Extracted data entries
====================

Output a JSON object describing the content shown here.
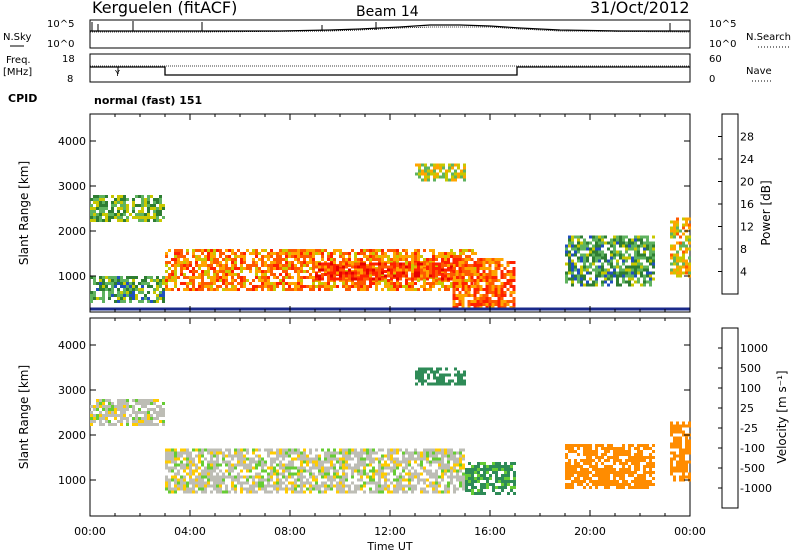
{
  "header": {
    "station": "Kerguelen (fitACF)",
    "beam": "Beam 14",
    "date": "31/Oct/2012"
  },
  "top_panels": {
    "nsky_label": "N.Sky",
    "nsearch_label": "N.Search",
    "count_ticks": [
      "10^5",
      "10^0"
    ],
    "freq_label_1": "Freq.",
    "freq_label_2": "[MHz]",
    "freq_ticks": [
      "18",
      "8"
    ],
    "nave_label": "Nave",
    "nave_ticks": [
      "60",
      "0"
    ],
    "cpid_label": "CPID",
    "cpid_value": "normal (fast) 151"
  },
  "colors": {
    "power_scale": [
      "#0000ff",
      "#1f4fbf",
      "#2e7d32",
      "#5fb35f",
      "#c8c800",
      "#ffa500",
      "#ff5a00",
      "#ff2000",
      "#e60000"
    ],
    "velocity_scale": [
      "#0000cc",
      "#1f5fbf",
      "#2e8b57",
      "#66cc33",
      "#c0c0b8",
      "#ffcc00",
      "#ff8c00",
      "#ff3300",
      "#ff0000"
    ],
    "ground_scatter": "#bdbdb5"
  },
  "chart_data": [
    {
      "type": "heatmap",
      "title": "",
      "xlabel": "Time UT",
      "ylabel": "Slant Range [km]",
      "x_ticks": [
        "00:00",
        "04:00",
        "08:00",
        "12:00",
        "16:00",
        "20:00",
        "00:00"
      ],
      "y_ticks": [
        "1000",
        "2000",
        "3000",
        "4000"
      ],
      "ylim": [
        200,
        4600
      ],
      "colorbar": {
        "label": "Power [dB]",
        "ticks": [
          "4",
          "8",
          "12",
          "16",
          "20",
          "24",
          "28"
        ],
        "range": [
          0,
          32
        ]
      },
      "regions": [
        {
          "t_start": 0.0,
          "t_end": 3.0,
          "r_low": 2200,
          "r_high": 2800,
          "level": 12
        },
        {
          "t_start": 0.0,
          "t_end": 3.0,
          "r_low": 400,
          "r_high": 1000,
          "level": 10
        },
        {
          "t_start": 3.0,
          "t_end": 15.5,
          "r_low": 700,
          "r_high": 1600,
          "level": 22
        },
        {
          "t_start": 9.0,
          "t_end": 14.5,
          "r_low": 900,
          "r_high": 1300,
          "level": 27
        },
        {
          "t_start": 13.0,
          "t_end": 15.0,
          "r_low": 3100,
          "r_high": 3500,
          "level": 16
        },
        {
          "t_start": 14.5,
          "t_end": 17.0,
          "r_low": 300,
          "r_high": 1400,
          "level": 24
        },
        {
          "t_start": 19.0,
          "t_end": 22.5,
          "r_low": 800,
          "r_high": 1900,
          "level": 10
        },
        {
          "t_start": 23.2,
          "t_end": 24.0,
          "r_low": 1000,
          "r_high": 2300,
          "level": 18
        }
      ]
    },
    {
      "type": "heatmap",
      "title": "",
      "xlabel": "Time UT",
      "ylabel": "Slant Range [km]",
      "x_ticks": [
        "00:00",
        "04:00",
        "08:00",
        "12:00",
        "16:00",
        "20:00",
        "00:00"
      ],
      "y_ticks": [
        "1000",
        "2000",
        "3000",
        "4000"
      ],
      "ylim": [
        200,
        4600
      ],
      "colorbar": {
        "label": "Velocity [m s⁻¹]",
        "ticks": [
          "1000",
          "500",
          "100",
          "25",
          "-25",
          "-100",
          "-500",
          "-1000"
        ]
      },
      "regions": [
        {
          "t_start": 0.0,
          "t_end": 3.0,
          "r_low": 2200,
          "r_high": 2800,
          "velocity": 0
        },
        {
          "t_start": 3.0,
          "t_end": 15.0,
          "r_low": 700,
          "r_high": 1700,
          "velocity": 0
        },
        {
          "t_start": 13.0,
          "t_end": 15.0,
          "r_low": 3100,
          "r_high": 3500,
          "velocity": 150
        },
        {
          "t_start": 15.0,
          "t_end": 17.0,
          "r_low": 700,
          "r_high": 1400,
          "velocity": 120
        },
        {
          "t_start": 19.0,
          "t_end": 22.5,
          "r_low": 800,
          "r_high": 1800,
          "velocity": -150
        },
        {
          "t_start": 23.2,
          "t_end": 24.0,
          "r_low": 1000,
          "r_high": 2300,
          "velocity": -200
        }
      ]
    }
  ]
}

====================

▶ **TASK INSTRUCTIONS**:
Set down the material exactly, every line of it, except for the pictures.

▶ **RESPONSE TO THIS TASK**:
Output a JSON object describing the content shown here.
{
  "header": {
    "station": "Kerguelen (fitACF)",
    "beam": "Beam 14",
    "date": "31/Oct/2012"
  },
  "top_panels": {
    "nsky_label": "N.Sky",
    "nsearch_label": "N.Search",
    "count_ticks": [
      "10^5",
      "10^0"
    ],
    "freq_label_1": "Freq.",
    "freq_label_2": "[MHz]",
    "freq_ticks": [
      "18",
      "8"
    ],
    "nave_label": "Nave",
    "nave_ticks": [
      "60",
      "0"
    ],
    "cpid_label": "CPID",
    "cpid_value": "normal (fast) 151"
  },
  "colors": {
    "power_scale": [
      "#0000ff",
      "#1f4fbf",
      "#2e7d32",
      "#5fb35f",
      "#c8c800",
      "#ffa500",
      "#ff5a00",
      "#ff2000",
      "#e60000"
    ],
    "velocity_scale": [
      "#0000cc",
      "#1f5fbf",
      "#2e8b57",
      "#66cc33",
      "#c0c0b8",
      "#ffcc00",
      "#ff8c00",
      "#ff3300",
      "#ff0000"
    ],
    "ground_scatter": "#bdbdb5"
  },
  "chart_data": [
    {
      "type": "heatmap",
      "title": "",
      "xlabel": "Time UT",
      "ylabel": "Slant Range [km]",
      "x_ticks": [
        "00:00",
        "04:00",
        "08:00",
        "12:00",
        "16:00",
        "20:00",
        "00:00"
      ],
      "y_ticks": [
        "1000",
        "2000",
        "3000",
        "4000"
      ],
      "ylim": [
        200,
        4600
      ],
      "colorbar": {
        "label": "Power [dB]",
        "ticks": [
          "4",
          "8",
          "12",
          "16",
          "20",
          "24",
          "28"
        ],
        "range": [
          0,
          32
        ]
      },
      "regions": [
        {
          "t_start": 0.0,
          "t_end": 3.0,
          "r_low": 2200,
          "r_high": 2800,
          "level": 12
        },
        {
          "t_start": 0.0,
          "t_end": 3.0,
          "r_low": 400,
          "r_high": 1000,
          "level": 10
        },
        {
          "t_start": 3.0,
          "t_end": 15.5,
          "r_low": 700,
          "r_high": 1600,
          "level": 22
        },
        {
          "t_start": 9.0,
          "t_end": 14.5,
          "r_low": 900,
          "r_high": 1300,
          "level": 27
        },
        {
          "t_start": 13.0,
          "t_end": 15.0,
          "r_low": 3100,
          "r_high": 3500,
          "level": 16
        },
        {
          "t_start": 14.5,
          "t_end": 17.0,
          "r_low": 300,
          "r_high": 1400,
          "level": 24
        },
        {
          "t_start": 19.0,
          "t_end": 22.5,
          "r_low": 800,
          "r_high": 1900,
          "level": 10
        },
        {
          "t_start": 23.2,
          "t_end": 24.0,
          "r_low": 1000,
          "r_high": 2300,
          "level": 18
        }
      ]
    },
    {
      "type": "heatmap",
      "title": "",
      "xlabel": "Time UT",
      "ylabel": "Slant Range [km]",
      "x_ticks": [
        "00:00",
        "04:00",
        "08:00",
        "12:00",
        "16:00",
        "20:00",
        "00:00"
      ],
      "y_ticks": [
        "1000",
        "2000",
        "3000",
        "4000"
      ],
      "ylim": [
        200,
        4600
      ],
      "colorbar": {
        "label": "Velocity [m s⁻¹]",
        "ticks": [
          "1000",
          "500",
          "100",
          "25",
          "-25",
          "-100",
          "-500",
          "-1000"
        ]
      },
      "regions": [
        {
          "t_start": 0.0,
          "t_end": 3.0,
          "r_low": 2200,
          "r_high": 2800,
          "velocity": 0
        },
        {
          "t_start": 3.0,
          "t_end": 15.0,
          "r_low": 700,
          "r_high": 1700,
          "velocity": 0
        },
        {
          "t_start": 13.0,
          "t_end": 15.0,
          "r_low": 3100,
          "r_high": 3500,
          "velocity": 150
        },
        {
          "t_start": 15.0,
          "t_end": 17.0,
          "r_low": 700,
          "r_high": 1400,
          "velocity": 120
        },
        {
          "t_start": 19.0,
          "t_end": 22.5,
          "r_low": 800,
          "r_high": 1800,
          "velocity": -150
        },
        {
          "t_start": 23.2,
          "t_end": 24.0,
          "r_low": 1000,
          "r_high": 2300,
          "velocity": -200
        }
      ]
    }
  ]
}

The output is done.